[PAGE EXTRACT]:
__________

Tuesday 4 November 2014

Guilt and Pick & Mix Parenting

We had a bit of a gathering at our place over the weekend and several friends with kids were there. While enjoying watching the kids playing together I was thinking about parenting styles. Everyone we know has different strategies for raising their kids, all of which are right for them and the respective families they're building. I've never seen obvious criticism between friends of parenting styles (nor do I think critically of the way anyone I know does things) and yet I often feel guilty and vulnerable when I share elements of our parenting style.

Some of it is probably that I'm new to the game - perhaps with more time that'll change - but I reckon some of it is down to how apparent criticism of things is in the media - just check out the comments section on any article on infant sleep for an example!

Anyway, much as anyone can weigh in on anything (like I'm doing now, ha!) and much as I love to read every article on the internet to work out how to raise my kid... At some point you've got to just stop and think about the lifestyle you want for your family, pick out what works and run with it. (actually, I imagine plenty of folk less obsessive than I just run with what works from the start - but I am who I am so humour me here!)

There are many different labels - attachment parenting, helicopter parenting, authoritative parenting, to name a few - which can intersect and overlap - and I suspect most people find a mixture of things suit them. I certainly don't completely relate to any one label - I have picked out the bits that work for me and ditched other things that don't (like I love wearing Young Sir in my front pack which might tick a box in the attachment parenting column, but he's been sleeping in his own room since he was a week old, which doesn't seem like an attachment parenting way of doing things).

__________

[WRITTEN EXERCISE 1]:
Could you print the passage of the parenting post that begins at the words "Some of it is probably" and stops after "humour me here!)"?
The blog post and the rows below it have nothing to do with each other.

__________

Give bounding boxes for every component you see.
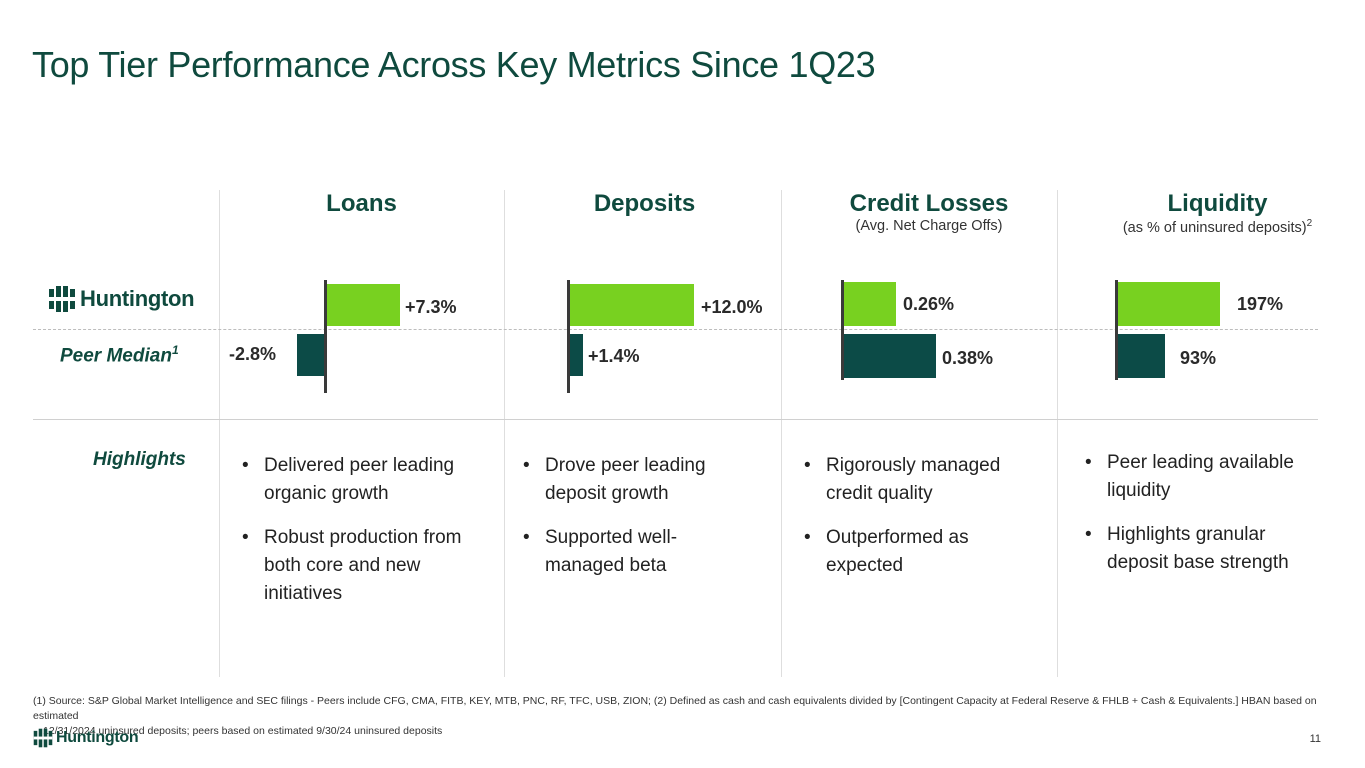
column-divider [781,190,782,677]
value-loans-huntington: +7.3% [405,297,457,317]
huntington-mark-icon [49,286,75,312]
list-item: • Outperformed as expected [804,527,969,576]
peer-median-label: Peer Median1 [60,343,179,367]
bar-credit-peer [843,334,936,378]
list-item: • Supported well-managed beta [523,527,678,576]
column-subheader-liquidity: (as % of uninsured deposits)2 [1122,218,1313,236]
footnote: (1) Source: S&P Global Market Intelligen… [33,695,1317,737]
value-loans-peer: -2.8% [229,344,277,364]
column-subheader-credit-losses: (Avg. Net Charge Offs) [855,218,1003,234]
list-item: • Delivered peer leading organic growth [242,455,455,504]
value-deposits-huntington: +12.0% [701,297,763,317]
axis-liquidity [1115,280,1118,380]
bar-liquidity-huntington [1117,282,1220,326]
highlights-label: Highlights [93,449,186,470]
highlights-liquidity: • Peer leading available liquidity • Highl… [1085,449,1325,593]
footer-huntington-logo: Huntington [33,728,139,748]
huntington-logo: Huntington [48,285,195,313]
highlights-credit-losses: • Rigorously managed credit quality • Outp… [804,452,1034,596]
column-header-loans: Loans [326,190,397,217]
column-header-deposits: Deposits [593,190,696,217]
column-divider [1057,190,1058,677]
row-divider [33,419,1318,420]
bar-deposits-peer [569,334,583,376]
page-title: Top Tier Performance Across Key Metrics … [32,44,876,85]
list-item: • Highlights granular deposit base streng… [1085,524,1289,573]
list-item: • Drove peer leading deposit growth [523,455,706,504]
axis-loans [324,280,327,393]
axis-deposits [567,280,570,393]
column-divider [504,190,505,677]
bar-loans-peer [297,334,326,376]
column-header-credit-losses: Credit Losses [849,190,1009,217]
bar-liquidity-peer [1117,334,1165,378]
column-divider [219,190,220,677]
value-deposits-peer: +1.4% [588,346,640,366]
highlights-deposits: • Drove peer leading deposit growth • Supp… [523,452,743,596]
huntington-mark-icon [33,728,53,748]
column-header-liquidity: Liquidity [1167,190,1268,217]
row-divider-dashed [33,329,1318,330]
value-liquidity-huntington: 197% [1237,294,1284,314]
list-item: • Peer leading available liquidity [1085,452,1294,501]
list-item: • Rigorously managed credit quality [804,455,1001,504]
highlights-loans: • Delivered peer leading organic growth •… [242,452,487,624]
bar-credit-huntington [843,282,896,326]
value-credit-huntington: 0.26% [903,294,955,314]
axis-credit [841,280,844,380]
bar-loans-huntington [326,284,400,326]
value-credit-peer: 0.38% [942,348,994,368]
list-item: • Robust production from both core and ne… [242,527,462,604]
page-number: 11 [1309,733,1321,745]
value-liquidity-peer: 93% [1180,348,1217,368]
bar-deposits-huntington [569,284,694,326]
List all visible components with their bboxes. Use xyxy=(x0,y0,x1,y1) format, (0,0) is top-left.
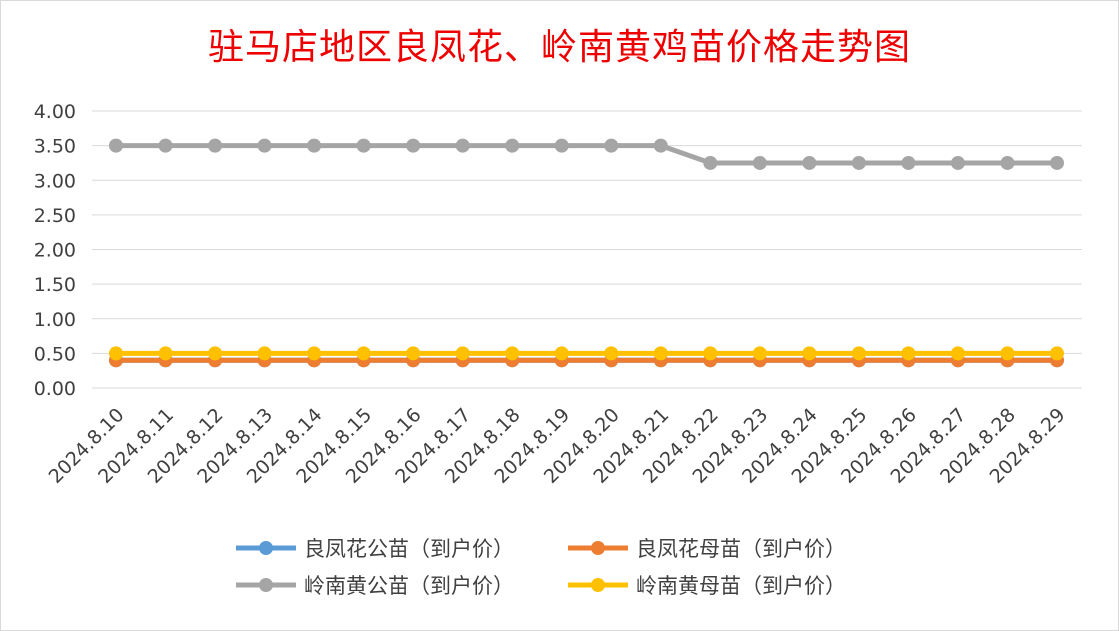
legend-label: 良凤花母苗（到户价） xyxy=(636,537,846,561)
legend-item: 岭南黄母苗（到户价） xyxy=(568,574,846,598)
data-point xyxy=(653,138,668,153)
chart-title: 驻马店地区良凤花、岭南黄鸡苗价格走势图 xyxy=(207,27,911,68)
data-point xyxy=(752,155,767,170)
legend-swatch-marker xyxy=(591,578,605,592)
legend-swatch-marker xyxy=(259,578,273,592)
data-point xyxy=(257,138,272,153)
data-point xyxy=(505,138,520,153)
data-point xyxy=(109,346,123,361)
data-point xyxy=(950,346,965,361)
data-point xyxy=(356,138,371,153)
y-tick-label: 1.50 xyxy=(34,274,76,296)
y-tick-label: 4.00 xyxy=(34,101,76,123)
data-point xyxy=(208,346,223,361)
data-point xyxy=(406,346,421,361)
y-axis-ticks: 0.00 0.50 1.00 1.50 2.00 2.50 3.00 3.50 4.00 xyxy=(34,101,76,400)
y-tick-label: 0.50 xyxy=(34,343,76,365)
data-point xyxy=(208,138,223,153)
legend-item: 岭南黄公苗（到户价） xyxy=(236,574,514,598)
y-tick-label: 3.50 xyxy=(34,136,76,158)
data-point xyxy=(505,346,520,361)
series-lines xyxy=(109,138,1064,368)
data-point xyxy=(802,346,817,361)
data-point xyxy=(307,138,322,153)
series-3 xyxy=(109,346,1064,361)
data-point xyxy=(307,346,322,361)
data-point xyxy=(109,138,123,153)
y-tick-label: 1.00 xyxy=(34,309,76,331)
y-tick-label: 0.00 xyxy=(34,378,76,400)
data-point xyxy=(158,346,173,361)
data-point xyxy=(554,138,569,153)
x-axis-ticks: 2024.8.102024.8.112024.8.122024.8.132024… xyxy=(45,404,1070,488)
legend-item: 良凤花母苗（到户价） xyxy=(568,537,846,561)
data-point xyxy=(703,155,718,170)
data-point xyxy=(406,138,421,153)
data-point xyxy=(703,346,718,361)
data-point xyxy=(158,138,173,153)
data-point xyxy=(455,346,470,361)
data-point xyxy=(901,346,916,361)
y-tick-label: 3.00 xyxy=(34,170,76,192)
data-point xyxy=(901,155,916,170)
data-point xyxy=(1000,346,1015,361)
legend-label: 良凤花公苗（到户价） xyxy=(304,537,514,561)
data-point xyxy=(1000,155,1015,170)
data-point xyxy=(802,155,817,170)
y-tick-label: 2.50 xyxy=(34,205,76,227)
data-point xyxy=(851,155,866,170)
data-point xyxy=(356,346,371,361)
y-tick-label: 2.00 xyxy=(34,240,76,262)
data-point xyxy=(950,155,965,170)
data-point xyxy=(1050,346,1064,361)
legend-label: 岭南黄母苗（到户价） xyxy=(636,574,846,598)
data-point xyxy=(604,346,619,361)
data-point xyxy=(653,346,668,361)
series-2 xyxy=(109,138,1064,170)
data-point xyxy=(604,138,619,153)
legend-item: 良凤花公苗（到户价） xyxy=(236,537,514,561)
data-point xyxy=(851,346,866,361)
legend-label: 岭南黄公苗（到户价） xyxy=(304,574,514,598)
data-point xyxy=(257,346,272,361)
data-point xyxy=(1050,155,1064,170)
data-point xyxy=(752,346,767,361)
legend-swatch-marker xyxy=(259,541,273,555)
legend: 良凤花公苗（到户价） 良凤花母苗（到户价） 岭南黄公苗（到户价） 岭南黄母苗（到户价） xyxy=(236,537,846,598)
series-line xyxy=(116,143,1057,166)
gridlines xyxy=(92,110,1082,389)
legend-swatch-marker xyxy=(591,541,605,555)
data-point xyxy=(455,138,470,153)
data-point xyxy=(554,346,569,361)
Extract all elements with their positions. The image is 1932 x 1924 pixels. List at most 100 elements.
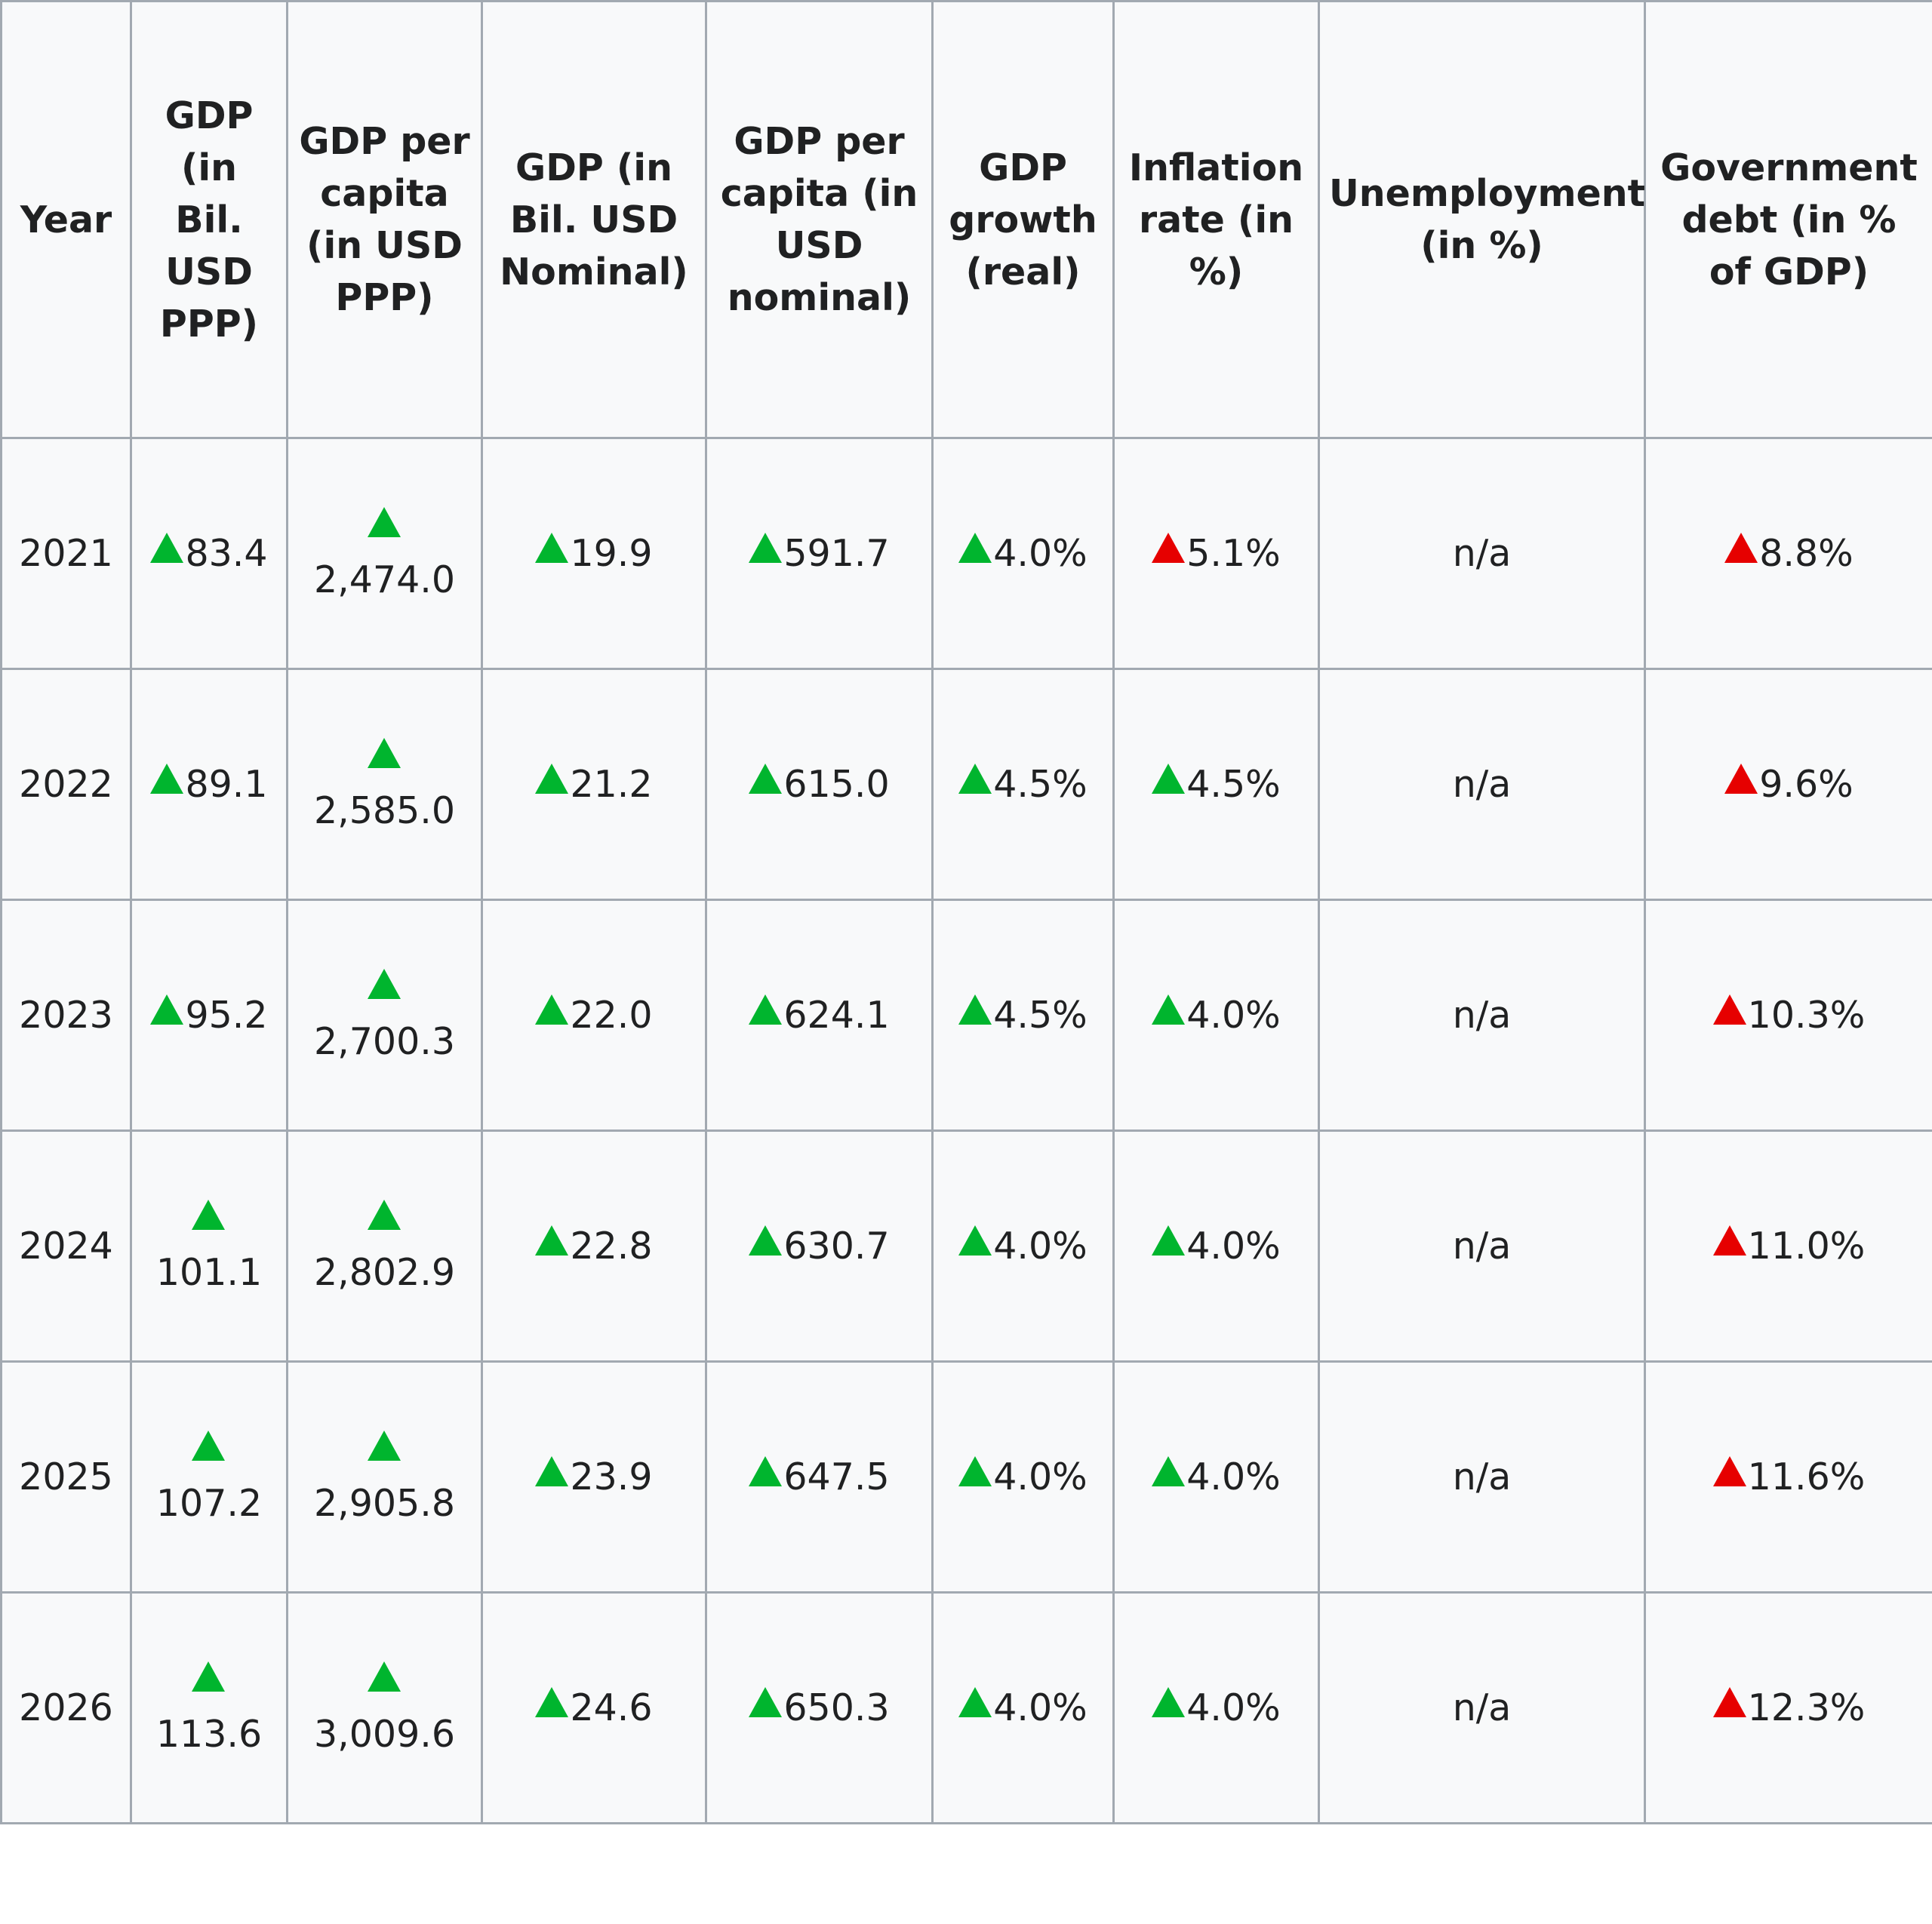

__________

[WRITTEN EXERCISE 2]:
In the rows, can you update only the lines that begin at the one with "legend-label: 良凤花母苗（到户价） xyxy=(636,537,846,561)" and stop after the one with "legend-swatch-marker xyxy=(259,578,273,592)", writing "data-marker" in place of "data-point" and leaving everything else unchanged?

[CORRECT RESPONSE 1]:
Some of it is probably that I'm new to the game - perhaps with more time that'll change - but I reckon some of it is down to how apparent criticism of things is in the media - just check out the comments section on any article on infant sleep for an example!

Anyway, much as anyone can weigh in on anything (like I'm doing now, ha!) and much as I love to read every article on the internet to work out how to raise my kid... At some point you've got to just stop and think about the lifestyle you want for your family, pick out what works and run with it. (actually, I imagine plenty of folk less obsessive than I just run with what works from the start - but I am who I am so humour me here!)

[CORRECT RESPONSE 2]:
legend-label: 良凤花母苗（到户价） xyxy=(636,537,846,561)
legend-item: 岭南黄母苗（到户价） xyxy=(568,574,846,598)
data-marker xyxy=(653,138,668,153)
chart-title: 驻马店地区良凤花、岭南黄鸡苗价格走势图 xyxy=(207,27,911,68)
data-marker xyxy=(752,155,767,170)
legend-swatch-marker xyxy=(591,578,605,592)
legend-swatch-marker xyxy=(259,578,273,592)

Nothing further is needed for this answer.